§ Data supplied:

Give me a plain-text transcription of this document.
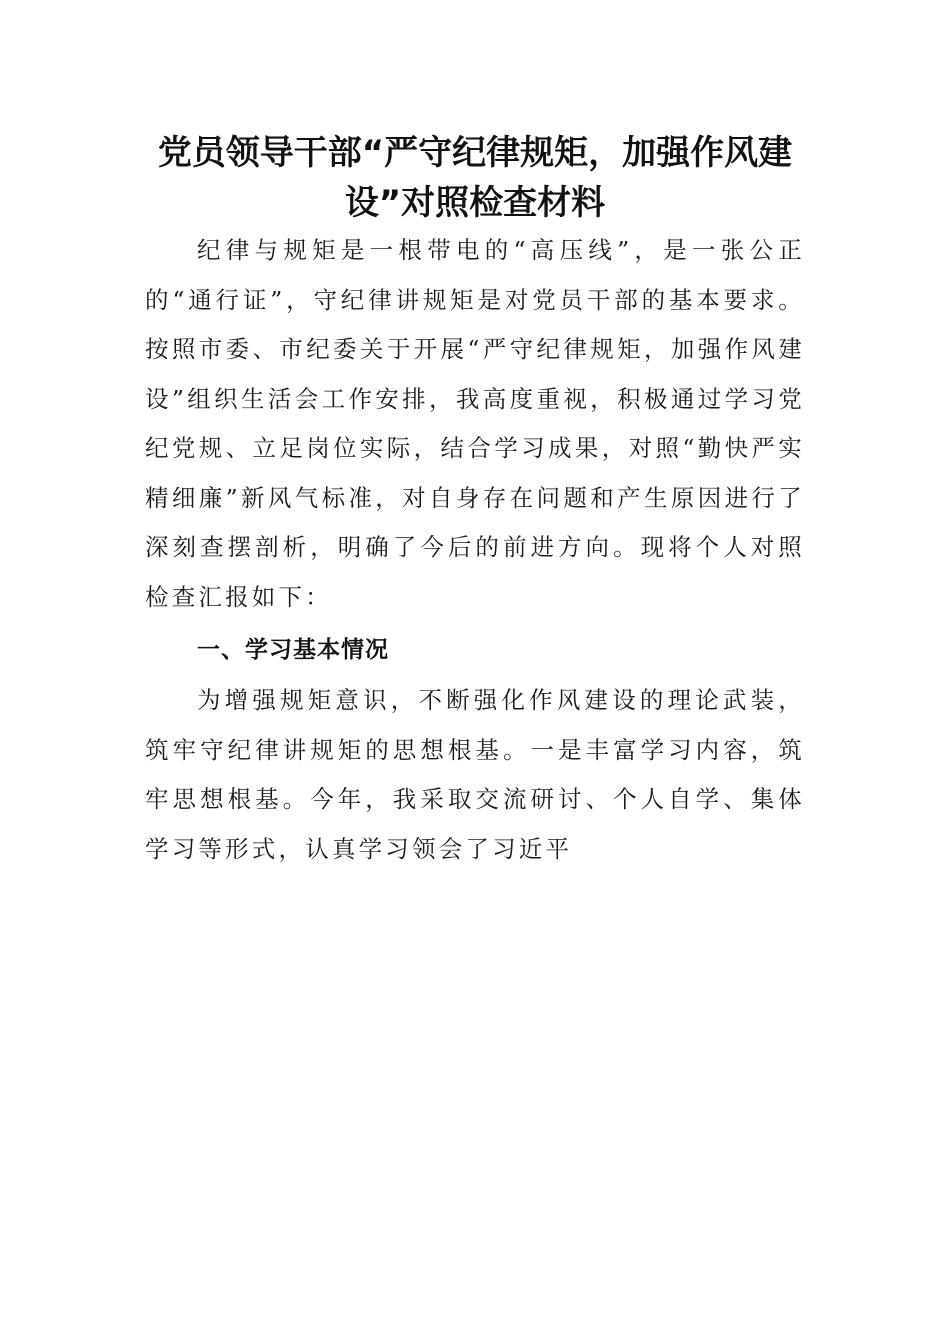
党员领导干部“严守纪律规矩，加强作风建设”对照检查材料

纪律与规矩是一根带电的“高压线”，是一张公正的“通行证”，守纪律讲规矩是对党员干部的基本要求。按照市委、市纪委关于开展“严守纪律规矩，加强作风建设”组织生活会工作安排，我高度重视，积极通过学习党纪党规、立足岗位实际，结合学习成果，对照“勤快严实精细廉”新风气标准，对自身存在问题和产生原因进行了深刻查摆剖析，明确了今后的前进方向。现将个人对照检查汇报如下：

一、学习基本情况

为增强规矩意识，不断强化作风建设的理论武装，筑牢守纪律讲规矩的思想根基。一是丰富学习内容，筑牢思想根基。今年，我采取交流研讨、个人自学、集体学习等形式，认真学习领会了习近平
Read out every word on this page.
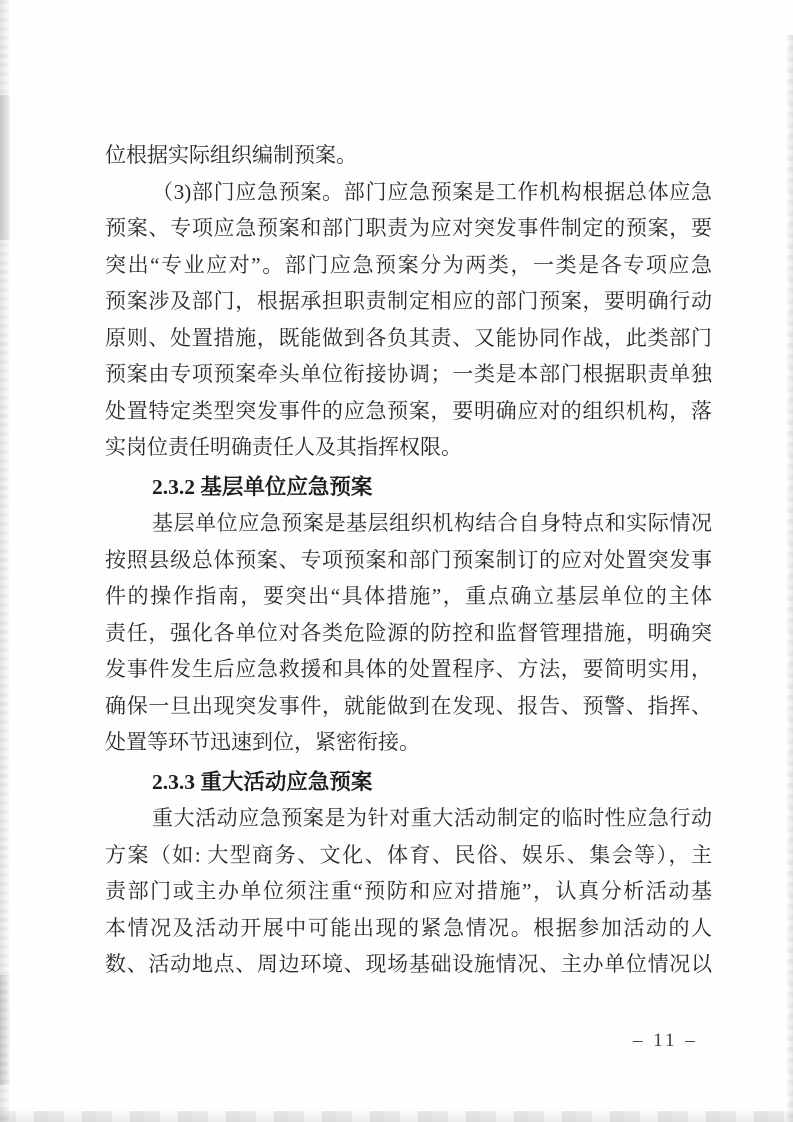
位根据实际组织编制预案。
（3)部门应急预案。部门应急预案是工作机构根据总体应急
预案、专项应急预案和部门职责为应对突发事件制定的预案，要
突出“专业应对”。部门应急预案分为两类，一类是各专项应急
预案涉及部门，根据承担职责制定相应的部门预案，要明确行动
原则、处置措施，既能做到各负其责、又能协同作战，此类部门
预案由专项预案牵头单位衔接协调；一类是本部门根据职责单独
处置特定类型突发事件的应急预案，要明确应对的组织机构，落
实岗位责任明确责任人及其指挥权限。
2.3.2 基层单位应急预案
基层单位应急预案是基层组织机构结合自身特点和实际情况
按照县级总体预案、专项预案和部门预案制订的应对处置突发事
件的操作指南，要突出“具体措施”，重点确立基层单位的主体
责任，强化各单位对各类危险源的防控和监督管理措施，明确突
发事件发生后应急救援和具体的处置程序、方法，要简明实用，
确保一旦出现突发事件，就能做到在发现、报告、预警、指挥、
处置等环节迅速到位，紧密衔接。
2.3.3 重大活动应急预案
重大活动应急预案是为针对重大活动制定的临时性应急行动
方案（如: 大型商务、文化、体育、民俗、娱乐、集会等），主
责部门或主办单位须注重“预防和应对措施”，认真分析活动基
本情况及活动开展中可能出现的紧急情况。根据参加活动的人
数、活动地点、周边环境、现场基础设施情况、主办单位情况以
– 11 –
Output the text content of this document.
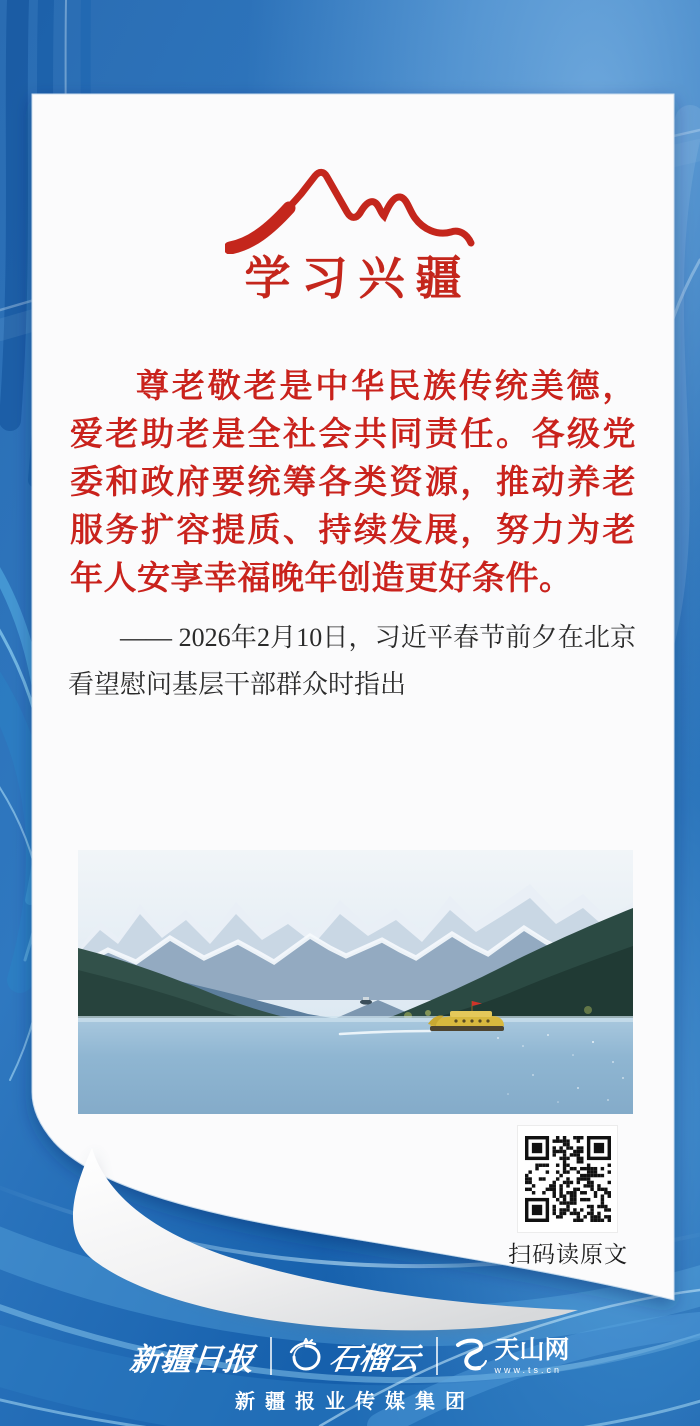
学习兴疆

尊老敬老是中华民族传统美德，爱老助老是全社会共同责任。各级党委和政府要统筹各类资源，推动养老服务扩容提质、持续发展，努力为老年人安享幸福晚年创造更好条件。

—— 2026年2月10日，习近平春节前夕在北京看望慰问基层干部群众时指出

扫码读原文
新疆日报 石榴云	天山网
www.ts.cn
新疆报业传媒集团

§ Directive: Leave out every picture, and write out exactly the lines from the one bearing "Output the text content of this document." through the final line.

§ Worked solution:
Output the text content of this document.
学习兴疆

尊老敬老是中华民族传统美德，爱老助老是全社会共同责任。各级党委和政府要统筹各类资源，推动养老服务扩容提质、持续发展，努力为老年人安享幸福晚年创造更好条件。

—— 2026年2月10日，习近平春节前夕在北京看望慰问基层干部群众时指出

扫码读原文
新疆日报 石榴云	天山网
www.ts.cn
新疆报业传媒集团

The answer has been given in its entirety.